▶ _WHAT TO WORK ON_
Output each entry verbatim and exclude every picture from it.

== DATA PROVIDED ==

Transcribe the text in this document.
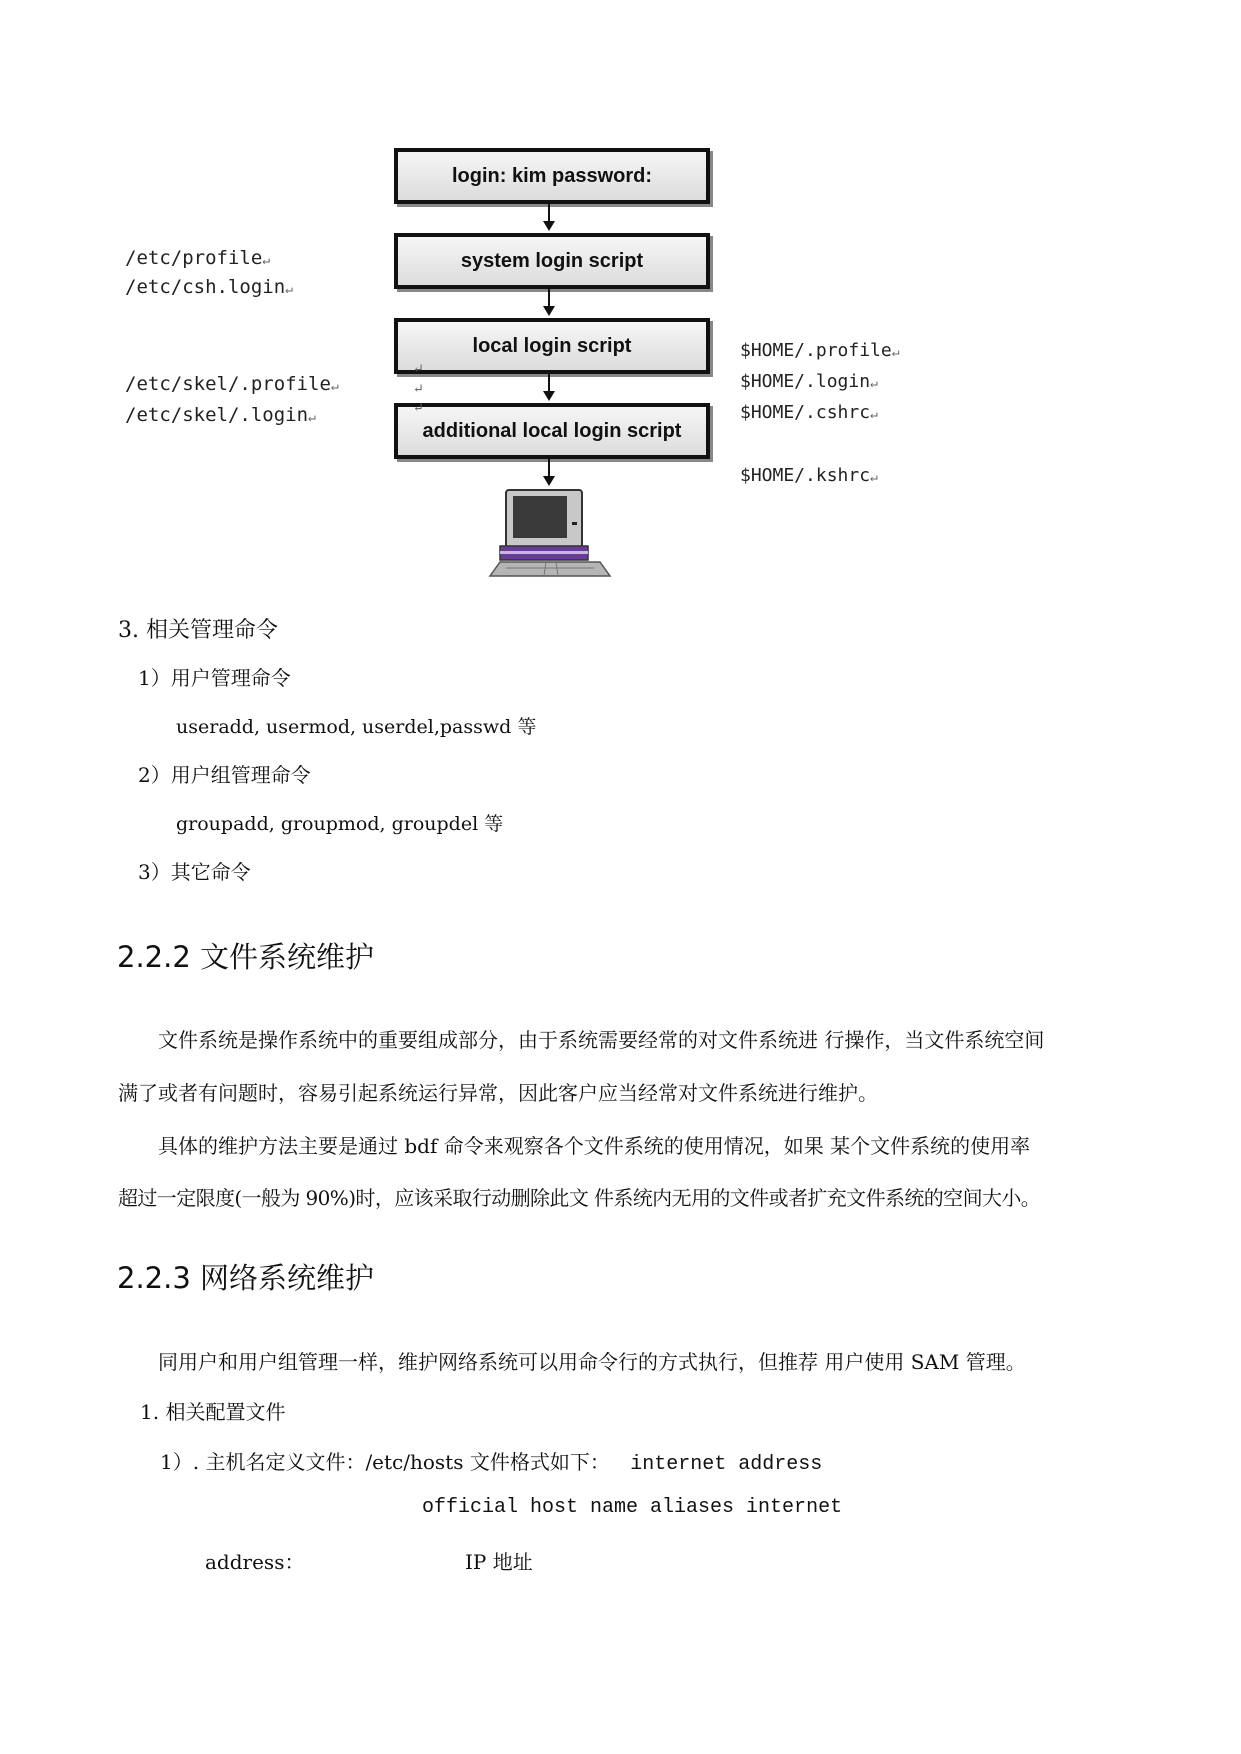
login: kim password:
system login script
local login script
additional local login script
/etc/profile↵
/etc/csh.login↵
/etc/skel/.profile↵
/etc/skel/.login↵
↵
↵
↵
$HOME/.profile↵
$HOME/.login↵
$HOME/.cshrc↵
$HOME/.kshrc↵
3. 相关管理命令
1）用户管理命令
useradd, usermod, userdel,passwd 等
2）用户组管理命令
groupadd, groupmod, groupdel 等
3）其它命令
2.2.2 文件系统维护
文件系统是操作系统中的重要组成部分，由于系统需要经常的对文件系统进 行操作，当文件系统空间
满了或者有问题时，容易引起系统运行异常，因此客户应当经常对文件系统进行维护。
具体的维护方法主要是通过 bdf 命令来观察各个文件系统的使用情况，如果 某个文件系统的使用率
超过一定限度(一般为 90%)时，应该采取行动删除此文 件系统内无用的文件或者扩充文件系统的空间大小。
2.2.3 网络系统维护
同用户和用户组管理一样，维护网络系统可以用命令行的方式执行，但推荐 用户使用 SAM 管理。
1. 相关配置文件
1）. 主机名定义文件：/etc/hosts 文件格式如下： internet address
official host name aliases internet
address：	IP 地址
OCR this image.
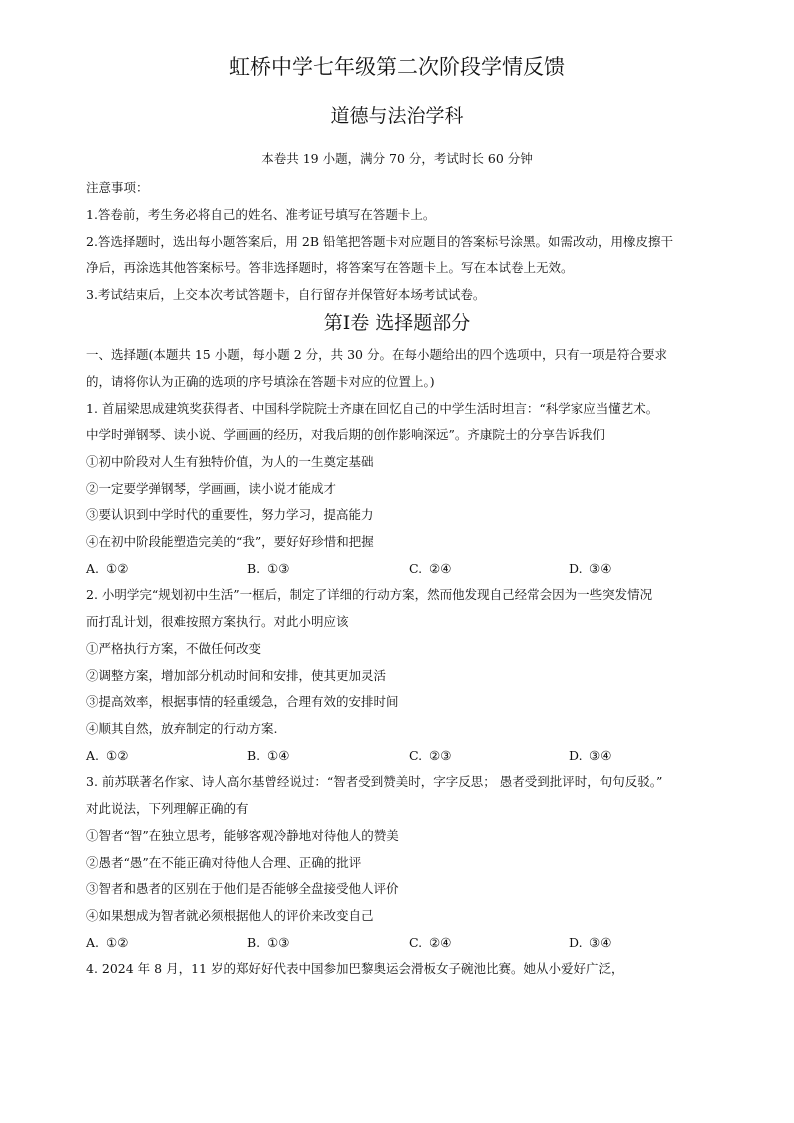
虹桥中学七年级第二次阶段学情反馈
道德与法治学科
本卷共 19 小题，满分 70 分，考试时长 60 分钟
注意事项：
1.答卷前，考生务必将自己的姓名、准考证号填写在答题卡上。
2.答选择题时，选出每小题答案后，用 2B 铅笔把答题卡对应题目的答案标号涂黑。如需改动，用橡皮擦干
净后，再涂选其他答案标号。答非选择题时，将答案写在答题卡上。写在本试卷上无效。
3.考试结束后，上交本次考试答题卡，自行留存并保管好本场考试试卷。
第Ⅰ卷 选择题部分
一、选择题(本题共 15 小题，每小题 2 分，共 30 分。在每小题给出的四个选项中，只有一项是符合要求
的，请将你认为正确的选项的序号填涂在答题卡对应的位置上。)
1. 首届梁思成建筑奖获得者、中国科学院院士齐康在回忆自己的中学生活时坦言：“科学家应当懂艺术。
中学时弹钢琴、读小说、学画画的经历，对我后期的创作影响深远”。齐康院士的分享告诉我们
①初中阶段对人生有独特价值，为人的一生奠定基础
②一定要学弹钢琴，学画画，读小说才能成才
③要认识到中学时代的重要性，努力学习，提高能力
④在初中阶段能塑造完美的“我”，要好好珍惜和把握
A. ①②	B. ①③	C. ②④	D. ③④
2. 小明学完“规划初中生活”一框后，制定了详细的行动方案，然而他发现自己经常会因为一些突发情况
而打乱计划，很难按照方案执行。对此小明应该
①严格执行方案，不做任何改变
②调整方案，增加部分机动时间和安排，使其更加灵活
③提高效率，根据事情的轻重缓急，合理有效的安排时间
④顺其自然，放弃制定的行动方案.
A. ①②	B. ①④	C. ②③	D. ③④
3. 前苏联著名作家、诗人高尔基曾经说过：“智者受到赞美时，字字反思； 愚者受到批评时，句句反驳。”
对此说法，下列理解正确的有
①智者“智”在独立思考，能够客观冷静地对待他人的赞美
②愚者“愚”在不能正确对待他人合理、正确的批评
③智者和愚者的区别在于他们是否能够全盘接受他人评价
④如果想成为智者就必须根据他人的评价来改变自己
A. ①②	B. ①③	C. ②④	D. ③④
4. 2024 年 8 月，11 岁的郑好好代表中国参加巴黎奥运会滑板女子碗池比赛。她从小爱好广泛，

===

▶ _WRITTEN RESPONSE_
Transcribe the text in this document.
login: kim password:
system login script
local login script
additional local login script
/etc/profile↵
/etc/csh.login↵
/etc/skel/.profile↵
/etc/skel/.login↵
↵
↵
↵
$HOME/.profile↵
$HOME/.login↵
$HOME/.cshrc↵
$HOME/.kshrc↵
3. 相关管理命令
1）用户管理命令
useradd, usermod, userdel,passwd 等
2）用户组管理命令
groupadd, groupmod, groupdel 等
3）其它命令
2.2.2 文件系统维护
文件系统是操作系统中的重要组成部分，由于系统需要经常的对文件系统进 行操作，当文件系统空间
满了或者有问题时，容易引起系统运行异常，因此客户应当经常对文件系统进行维护。
具体的维护方法主要是通过 bdf 命令来观察各个文件系统的使用情况，如果 某个文件系统的使用率
超过一定限度(一般为 90%)时，应该采取行动删除此文 件系统内无用的文件或者扩充文件系统的空间大小。
2.2.3 网络系统维护
同用户和用户组管理一样，维护网络系统可以用命令行的方式执行，但推荐 用户使用 SAM 管理。
1. 相关配置文件
1）. 主机名定义文件：/etc/hosts 文件格式如下： internet address
official host name aliases internet
address：	IP 地址
OCR this image.
虹桥中学七年级第二次阶段学情反馈
道德与法治学科
本卷共 19 小题，满分 70 分，考试时长 60 分钟
注意事项：
1.答卷前，考生务必将自己的姓名、准考证号填写在答题卡上。
2.答选择题时，选出每小题答案后，用 2B 铅笔把答题卡对应题目的答案标号涂黑。如需改动，用橡皮擦干
净后，再涂选其他答案标号。答非选择题时，将答案写在答题卡上。写在本试卷上无效。
3.考试结束后，上交本次考试答题卡，自行留存并保管好本场考试试卷。
第Ⅰ卷 选择题部分
一、选择题(本题共 15 小题，每小题 2 分，共 30 分。在每小题给出的四个选项中，只有一项是符合要求
的，请将你认为正确的选项的序号填涂在答题卡对应的位置上。)
1. 首届梁思成建筑奖获得者、中国科学院院士齐康在回忆自己的中学生活时坦言：“科学家应当懂艺术。
中学时弹钢琴、读小说、学画画的经历，对我后期的创作影响深远”。齐康院士的分享告诉我们
①初中阶段对人生有独特价值，为人的一生奠定基础
②一定要学弹钢琴，学画画，读小说才能成才
③要认识到中学时代的重要性，努力学习，提高能力
④在初中阶段能塑造完美的“我”，要好好珍惜和把握
A. ①②	B. ①③	C. ②④	D. ③④
2. 小明学完“规划初中生活”一框后，制定了详细的行动方案，然而他发现自己经常会因为一些突发情况
而打乱计划，很难按照方案执行。对此小明应该
①严格执行方案，不做任何改变
②调整方案，增加部分机动时间和安排，使其更加灵活
③提高效率，根据事情的轻重缓急，合理有效的安排时间
④顺其自然，放弃制定的行动方案.
A. ①②	B. ①④	C. ②③	D. ③④
3. 前苏联著名作家、诗人高尔基曾经说过：“智者受到赞美时，字字反思； 愚者受到批评时，句句反驳。”
对此说法，下列理解正确的有
①智者“智”在独立思考，能够客观冷静地对待他人的赞美
②愚者“愚”在不能正确对待他人合理、正确的批评
③智者和愚者的区别在于他们是否能够全盘接受他人评价
④如果想成为智者就必须根据他人的评价来改变自己
A. ①②	B. ①③	C. ②④	D. ③④
4. 2024 年 8 月，11 岁的郑好好代表中国参加巴黎奥运会滑板女子碗池比赛。她从小爱好广泛，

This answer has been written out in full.